++++ Texto do exercício
Tradução: Eclair Antonio Almeida Filho

 



 

*

Aimé Fernand David Césaire (Basse-Pointe, Martinica, 1913Fort-de-France, 2008), poeta e político francês. Criou o conceito de negritude. Sua obra é marcada pela defesa das raízes africanas. Foi presidente da câmara de Fort-de-France entre 1945 e 2001. Publicou os livros de poesia Cahier d'un retour au pays natal (1939), Les Armes miraculeuses (1946), Soleil cou coupé (1947), Corps perdu (com desenhos de Picasso, 1950), Ferrements (1960), Cadastre, (1961), Moi, laminaire (1982) e La Poésie(1994).
++++++++
Instruções:
- 1) No texto sobre Aimé Césaire, imprima tudo o que vai desde "Aimé Fernand David" até "e La Poésie(1994).".
- 2) Traduza para o inglês a seguinte frase do texto sobre Aimé Césaire: "Sua obra é marcada pela defesa das raízes africanas."
++++ Entradas extraídas
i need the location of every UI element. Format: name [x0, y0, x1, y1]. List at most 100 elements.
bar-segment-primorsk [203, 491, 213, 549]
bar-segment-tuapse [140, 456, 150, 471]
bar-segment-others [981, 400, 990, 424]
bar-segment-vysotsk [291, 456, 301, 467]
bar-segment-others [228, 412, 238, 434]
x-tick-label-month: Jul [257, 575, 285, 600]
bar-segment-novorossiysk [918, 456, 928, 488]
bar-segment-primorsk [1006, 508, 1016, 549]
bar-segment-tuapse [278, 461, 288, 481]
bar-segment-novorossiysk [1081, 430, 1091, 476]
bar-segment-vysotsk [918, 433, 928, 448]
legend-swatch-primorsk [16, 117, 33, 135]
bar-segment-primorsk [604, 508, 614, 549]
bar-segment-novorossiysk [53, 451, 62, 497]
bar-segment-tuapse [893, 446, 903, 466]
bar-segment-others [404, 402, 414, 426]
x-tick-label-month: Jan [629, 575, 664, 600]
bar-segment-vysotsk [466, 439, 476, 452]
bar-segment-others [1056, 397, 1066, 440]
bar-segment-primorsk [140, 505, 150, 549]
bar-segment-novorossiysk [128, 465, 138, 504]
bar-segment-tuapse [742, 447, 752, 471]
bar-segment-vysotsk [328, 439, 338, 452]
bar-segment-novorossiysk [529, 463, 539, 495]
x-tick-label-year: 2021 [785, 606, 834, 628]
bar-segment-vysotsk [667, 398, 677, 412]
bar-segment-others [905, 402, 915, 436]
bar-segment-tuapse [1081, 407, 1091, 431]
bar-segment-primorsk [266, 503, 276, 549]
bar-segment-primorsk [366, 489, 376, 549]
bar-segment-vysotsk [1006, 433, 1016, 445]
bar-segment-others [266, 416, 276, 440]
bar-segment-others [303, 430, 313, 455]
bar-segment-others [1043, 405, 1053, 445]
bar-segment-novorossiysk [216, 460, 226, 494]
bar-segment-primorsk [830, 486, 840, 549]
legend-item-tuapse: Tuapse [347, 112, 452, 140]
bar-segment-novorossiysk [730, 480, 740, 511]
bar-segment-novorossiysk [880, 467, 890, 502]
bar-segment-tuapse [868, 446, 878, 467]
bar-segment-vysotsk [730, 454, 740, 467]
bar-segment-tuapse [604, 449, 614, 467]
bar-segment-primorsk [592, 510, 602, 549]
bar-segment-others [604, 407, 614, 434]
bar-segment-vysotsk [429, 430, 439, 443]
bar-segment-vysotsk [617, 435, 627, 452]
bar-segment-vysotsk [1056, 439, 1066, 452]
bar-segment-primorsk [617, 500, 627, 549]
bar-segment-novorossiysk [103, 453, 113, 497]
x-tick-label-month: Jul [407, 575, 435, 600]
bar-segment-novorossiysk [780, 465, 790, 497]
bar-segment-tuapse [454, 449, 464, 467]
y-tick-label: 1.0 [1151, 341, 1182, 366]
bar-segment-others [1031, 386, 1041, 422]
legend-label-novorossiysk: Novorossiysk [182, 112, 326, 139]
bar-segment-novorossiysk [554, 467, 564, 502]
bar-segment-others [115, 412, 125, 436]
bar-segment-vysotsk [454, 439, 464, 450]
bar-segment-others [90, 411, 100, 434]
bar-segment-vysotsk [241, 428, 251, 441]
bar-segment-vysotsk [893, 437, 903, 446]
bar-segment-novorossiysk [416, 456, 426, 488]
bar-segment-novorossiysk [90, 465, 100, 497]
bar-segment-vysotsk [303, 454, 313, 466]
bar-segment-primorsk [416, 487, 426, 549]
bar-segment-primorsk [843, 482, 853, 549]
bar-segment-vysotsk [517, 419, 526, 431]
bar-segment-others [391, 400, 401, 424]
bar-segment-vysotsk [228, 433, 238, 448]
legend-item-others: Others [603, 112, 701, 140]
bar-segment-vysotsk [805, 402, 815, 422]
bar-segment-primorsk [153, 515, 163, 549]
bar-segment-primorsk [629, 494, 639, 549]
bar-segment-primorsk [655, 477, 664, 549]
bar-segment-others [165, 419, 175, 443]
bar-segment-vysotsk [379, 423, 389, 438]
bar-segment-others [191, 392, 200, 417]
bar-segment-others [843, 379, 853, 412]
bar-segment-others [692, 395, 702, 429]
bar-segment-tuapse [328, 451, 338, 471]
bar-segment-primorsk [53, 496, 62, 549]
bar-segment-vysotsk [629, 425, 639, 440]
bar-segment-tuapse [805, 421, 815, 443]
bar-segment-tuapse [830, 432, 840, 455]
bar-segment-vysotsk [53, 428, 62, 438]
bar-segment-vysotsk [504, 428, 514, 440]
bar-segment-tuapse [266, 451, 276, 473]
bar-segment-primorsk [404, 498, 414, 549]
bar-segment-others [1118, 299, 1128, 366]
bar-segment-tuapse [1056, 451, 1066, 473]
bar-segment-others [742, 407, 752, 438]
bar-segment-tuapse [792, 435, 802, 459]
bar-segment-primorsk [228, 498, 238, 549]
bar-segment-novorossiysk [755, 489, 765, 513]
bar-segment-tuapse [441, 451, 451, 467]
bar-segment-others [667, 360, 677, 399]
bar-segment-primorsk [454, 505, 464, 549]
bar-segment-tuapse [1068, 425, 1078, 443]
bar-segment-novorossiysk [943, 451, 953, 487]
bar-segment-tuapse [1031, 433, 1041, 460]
++++++++
Respostas do exercício:
- 1)
Aimé Fernand David Césaire (Basse-Pointe, Martinica, 1913Fort-de-France, 2008), poeta e político francês. Criou o conceito de negritude. Sua obra é marcada pela defesa das raízes africanas. Foi presidente da câmara de Fort-de-France entre 1945 e 2001. Publicou os livros de poesia Cahier d'un retour au pays natal (1939), Les Armes miraculeuses (1946), Soleil cou coupé (1947), Corps perdu (com desenhos de Picasso, 1950), Ferrements (1960), Cadastre, (1961), Moi, laminaire (1982) e La Poésie(1994).

- 2) His work is marked by the defense of African roots.